#### Problem details
Wherever "Protocol" appears in a line, copy that line.
-- -- --
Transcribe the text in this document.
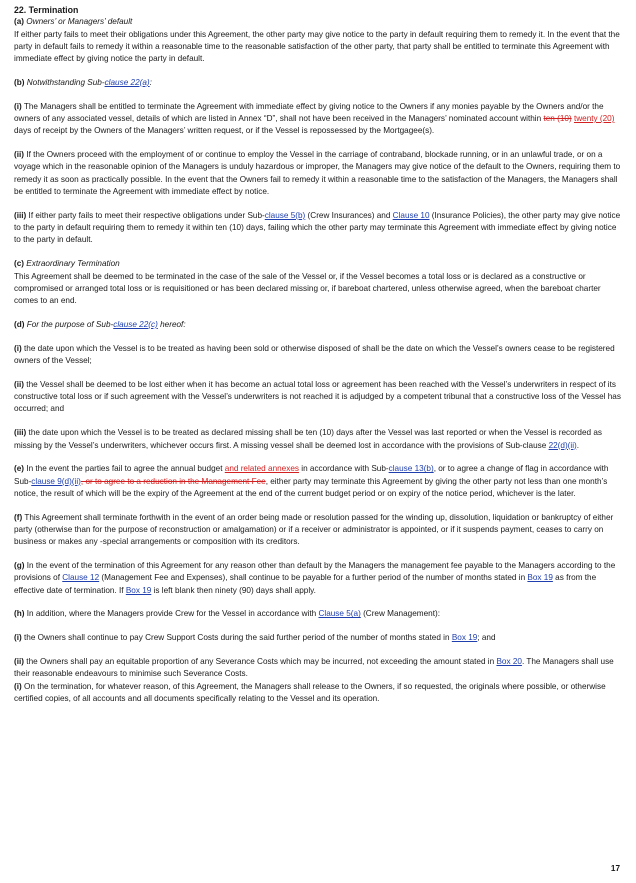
22. Termination

(a) Owners’ or Managers’ default

If either party fails to meet their obligations under this Agreement, the other party may give notice to the party in default requiring them to remedy it. In the event that the party in default fails to remedy it within a reasonable time to the reasonable satisfaction of the other party, that party shall be entitled to terminate this Agreement with immediate effect by giving notice the party in default.

(b) Notwithstanding Sub-clause 22(a):

(i) The Managers shall be entitled to terminate the Agreement with immediate effect by giving notice to the Owners if any monies payable by the Owners and/or the owners of any associated vessel, details of which are listed in Annex “D”, shall not have been received in the Managers’ nominated account within ten (10) twenty (20) days of receipt by the Owners of the Managers’ written request, or if the Vessel is repossessed by the Mortgagee(s).

(ii) If the Owners proceed with the employment of or continue to employ the Vessel in the carriage of contraband, blockade running, or in an unlawful trade, or on a voyage which in the reasonable opinion of the Managers is unduly hazardous or improper, the Managers may give notice of the default to the Owners, requiring them to remedy it as soon as practically possible. In the event that the Owners fail to remedy it within a reasonable time to the satisfaction of the Managers, the Managers shall be entitled to terminate the Agreement with immediate effect by notice.

(iii) If either party fails to meet their respective obligations under Sub-clause 5(b) (Crew Insurances) and Clause 10 (Insurance Policies), the other party may give notice to the party in default requiring them to remedy it within ten (10) days, failing which the other party may terminate this Agreement with immediate effect by giving notice to the party in default.

(c) Extraordinary Termination

This Agreement shall be deemed to be terminated in the case of the sale of the Vessel or, if the Vessel becomes a total loss or is declared as a constructive or compromised or arranged total loss or is requisitioned or has been declared missing or, if bareboat chartered, unless otherwise agreed, when the bareboat charter comes to an end.

(d) For the purpose of Sub-clause 22(c) hereof:

(i) the date upon which the Vessel is to be treated as having been sold or otherwise disposed of shall be the date on which the Vessel’s owners cease to be registered owners of the Vessel;

(ii) the Vessel shall be deemed to be lost either when it has become an actual total loss or agreement has been reached with the Vessel’s underwriters in respect of its constructive total loss or if such agreement with the Vessel’s underwriters is not reached it is adjudged by a competent tribunal that a constructive loss of the Vessel has occurred; and

(iii) the date upon which the Vessel is to be treated as declared missing shall be ten (10) days after the Vessel was last reported or when the Vessel is recorded as missing by the Vessel’s underwriters, whichever occurs first. A missing vessel shall be deemed lost in accordance with the provisions of Sub-clause 22(d)(ii).

(e) In the event the parties fail to agree the annual budget and related annexes in accordance with Sub-clause 13(b), or to agree a change of flag in accordance with Sub-clause 9(d)(ii), or to agree to a reduction in the Management Fee, either party may terminate this Agreement by giving the other party not less than one month’s notice, the result of which will be the expiry of the Agreement at the end of the current budget period or on expiry of the notice period, whichever is the later.

(f) This Agreement shall terminate forthwith in the event of an order being made or resolution passed for the winding up, dissolution, liquidation or bankruptcy of either party (otherwise than for the purpose of reconstruction or amalgamation) or if a receiver or administrator is appointed, or if it suspends payment, ceases to carry on business or makes any -special arrangements or composition with its creditors.

(g) In the event of the termination of this Agreement for any reason other than default by the Managers the management fee payable to the Managers according to the provisions of Clause 12 (Management Fee and Expenses), shall continue to be payable for a further period of the number of months stated in Box 19 as from the effective date of termination. If Box 19 is left blank then ninety (90) days shall apply.

(h) In addition, where the Managers provide Crew for the Vessel in accordance with Clause 5(a) (Crew Management):

(i) the Owners shall continue to pay Crew Support Costs during the said further period of the number of months stated in Box 19; and

(ii) the Owners shall pay an equitable proportion of any Severance Costs which may be incurred, not exceeding the amount stated in Box 20. The Managers shall use their reasonable endeavours to minimise such Severance Costs.

(i) On the termination, for whatever reason, of this Agreement, the Managers shall release to the Owners, if so requested, the originals where possible, or otherwise certified copies, of all accounts and all documents specifically relating to the Vessel and its operation.

17
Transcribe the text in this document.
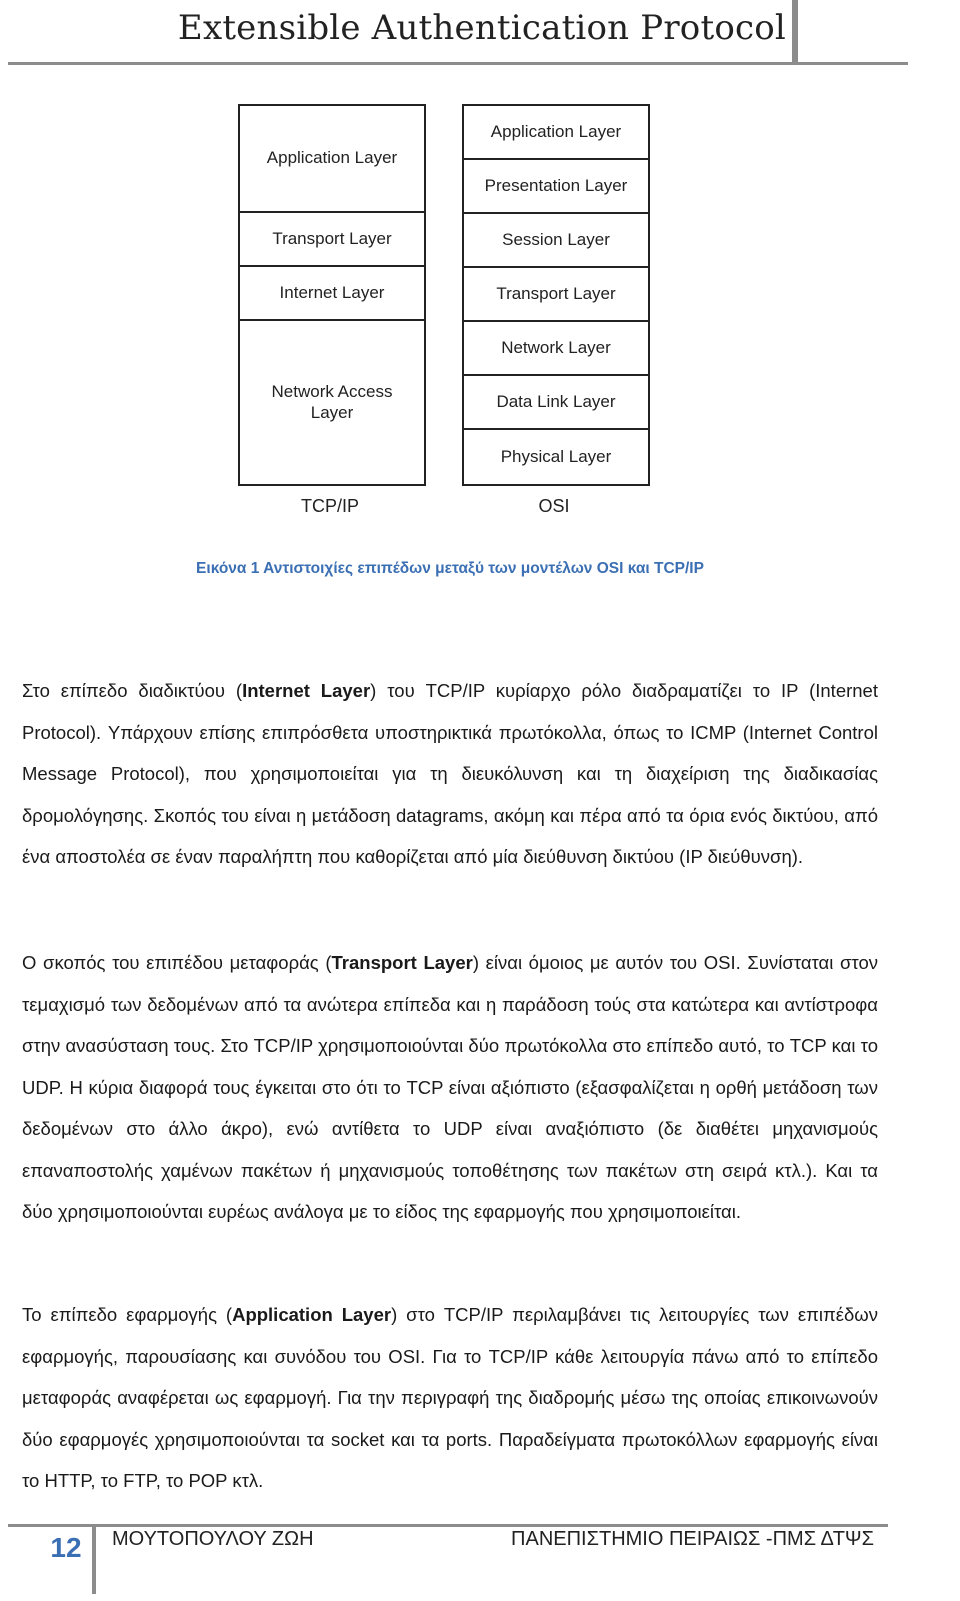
Extensible Authentication Protocol
Application Layer
Transport Layer
Internet Layer
Network Access Layer
Application Layer
Presentation Layer
Session Layer
Transport Layer
Network Layer
Data Link Layer
Physical Layer
TCP/IP	OSI
Εικόνα 1 Αντιστοιχίες επιπέδων μεταξύ των μοντέλων OSI και TCP/IP

Στο επίπεδο διαδικτύου (Internet Layer) του TCP/IP κυρίαρχο ρόλο διαδραματίζει το IP (Internet Protocol). Υπάρχουν επίσης επιπρόσθετα υποστηρικτικά πρωτόκολλα, όπως το ICMP (Internet Control Message Protocol), που χρησιμοποιείται για τη διευκόλυνση και τη διαχείριση της διαδικασίας δρομολόγησης. Σκοπός του είναι η μετάδοση datagrams, ακόμη και πέρα από τα όρια ενός δικτύου, από ένα αποστολέα σε έναν παραλήπτη που καθορίζεται από μία διεύθυνση δικτύου (IP διεύθυνση).

Ο σκοπός του επιπέδου μεταφοράς (Transport Layer) είναι όμοιος με αυτόν του OSI. Συνίσταται στον τεμαχισμό των δεδομένων από τα ανώτερα επίπεδα και η παράδοση τούς στα κατώτερα και αντίστροφα στην ανασύσταση τους. Στο TCP/IP χρησιμοποιούνται δύο πρωτόκολλα στο επίπεδο αυτό, το TCP και το UDP. Η κύρια διαφορά τους έγκειται στο ότι το TCP είναι αξιόπιστο (εξασφαλίζεται η ορθή μετάδοση των δεδομένων στο άλλο άκρο), ενώ αντίθετα το UDP είναι αναξιόπιστο (δε διαθέτει μηχανισμούς επαναποστολής χαμένων πακέτων ή μηχανισμούς τοποθέτησης των πακέτων στη σειρά κτλ.). Και τα δύο χρησιμοποιούνται ευρέως ανάλογα με το είδος της εφαρμογής που χρησιμοποιείται.

Το επίπεδο εφαρμογής (Application Layer) στο TCP/IP περιλαμβάνει τις λειτουργίες των επιπέδων εφαρμογής, παρουσίασης και συνόδου του OSI. Για το TCP/IP κάθε λειτουργία πάνω από το επίπεδο μεταφοράς αναφέρεται ως εφαρμογή. Για την περιγραφή της διαδρομής μέσω της οποίας επικοινωνούν δύο εφαρμογές χρησιμοποιούνται τα socket και τα ports. Παραδείγματα πρωτοκόλλων εφαρμογής είναι το HTTP, το FTP, το POP κτλ.

12	ΜΟΥΤΟΠΟΥΛΟΥ ΖΩΗ	ΠΑΝΕΠΙΣΤΗΜΙΟ ΠΕΙΡΑΙΩΣ -ΠΜΣ ΔΤΨΣ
-- -- --
#### Written response
Extensible Authentication Protocol
Στο επίπεδο διαδικτύου (Internet Layer) του TCP/IP κυρίαρχο ρόλο διαδραματίζει το IP (Internet Protocol). Υπάρχουν επίσης επιπρόσθετα υποστηρικτικά πρωτόκολλα, όπως το ICMP (Internet Control Message Protocol), που χρησιμοποιείται για τη διευκόλυνση και τη διαχείριση της διαδικασίας δρομολόγησης. Σκοπός του είναι η μετάδοση datagrams, ακόμη και πέρα από τα όρια ενός δικτύου, από ένα αποστολέα σε έναν παραλήπτη που καθορίζεται από μία διεύθυνση δικτύου (IP διεύθυνση).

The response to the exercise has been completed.